[Data entries]

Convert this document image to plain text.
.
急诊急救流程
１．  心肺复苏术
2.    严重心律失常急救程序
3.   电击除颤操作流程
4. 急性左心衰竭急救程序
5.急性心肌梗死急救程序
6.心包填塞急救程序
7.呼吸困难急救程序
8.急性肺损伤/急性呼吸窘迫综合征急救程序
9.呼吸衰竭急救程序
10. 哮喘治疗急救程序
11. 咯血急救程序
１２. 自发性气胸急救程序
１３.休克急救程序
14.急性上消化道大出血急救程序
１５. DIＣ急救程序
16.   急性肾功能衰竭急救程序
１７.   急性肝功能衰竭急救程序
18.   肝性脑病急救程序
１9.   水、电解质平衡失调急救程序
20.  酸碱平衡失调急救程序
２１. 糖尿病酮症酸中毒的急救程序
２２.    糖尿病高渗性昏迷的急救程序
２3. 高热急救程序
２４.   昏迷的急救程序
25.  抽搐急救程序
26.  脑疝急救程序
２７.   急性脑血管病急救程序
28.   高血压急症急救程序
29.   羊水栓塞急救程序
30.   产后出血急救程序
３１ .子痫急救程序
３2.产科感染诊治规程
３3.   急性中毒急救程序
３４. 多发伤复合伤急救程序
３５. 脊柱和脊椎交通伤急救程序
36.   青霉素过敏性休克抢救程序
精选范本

* GOAL OF THE EXERCISE
Print the records above exactly as they appear.

* OUTPUT BELOW
Convert this document image to plain text.
.
急诊急救流程
１．  心肺复苏术
2.    严重心律失常急救程序
3.   电击除颤操作流程
4. 急性左心衰竭急救程序
5.急性心肌梗死急救程序
6.心包填塞急救程序
7.呼吸困难急救程序
8.急性肺损伤/急性呼吸窘迫综合征急救程序
9.呼吸衰竭急救程序
10. 哮喘治疗急救程序
11. 咯血急救程序
１２. 自发性气胸急救程序
１３.休克急救程序
14.急性上消化道大出血急救程序
１５. DIＣ急救程序
16.   急性肾功能衰竭急救程序
１７.   急性肝功能衰竭急救程序
18.   肝性脑病急救程序
１9.   水、电解质平衡失调急救程序
20.  酸碱平衡失调急救程序
２１. 糖尿病酮症酸中毒的急救程序
２２.    糖尿病高渗性昏迷的急救程序
２3. 高热急救程序
２４.   昏迷的急救程序
25.  抽搐急救程序
26.  脑疝急救程序
２７.   急性脑血管病急救程序
28.   高血压急症急救程序
29.   羊水栓塞急救程序
30.   产后出血急救程序
３１ .子痫急救程序
３2.产科感染诊治规程
３3.   急性中毒急救程序
３４. 多发伤复合伤急救程序
３５. 脊柱和脊椎交通伤急救程序
36.   青霉素过敏性休克抢救程序
精选范本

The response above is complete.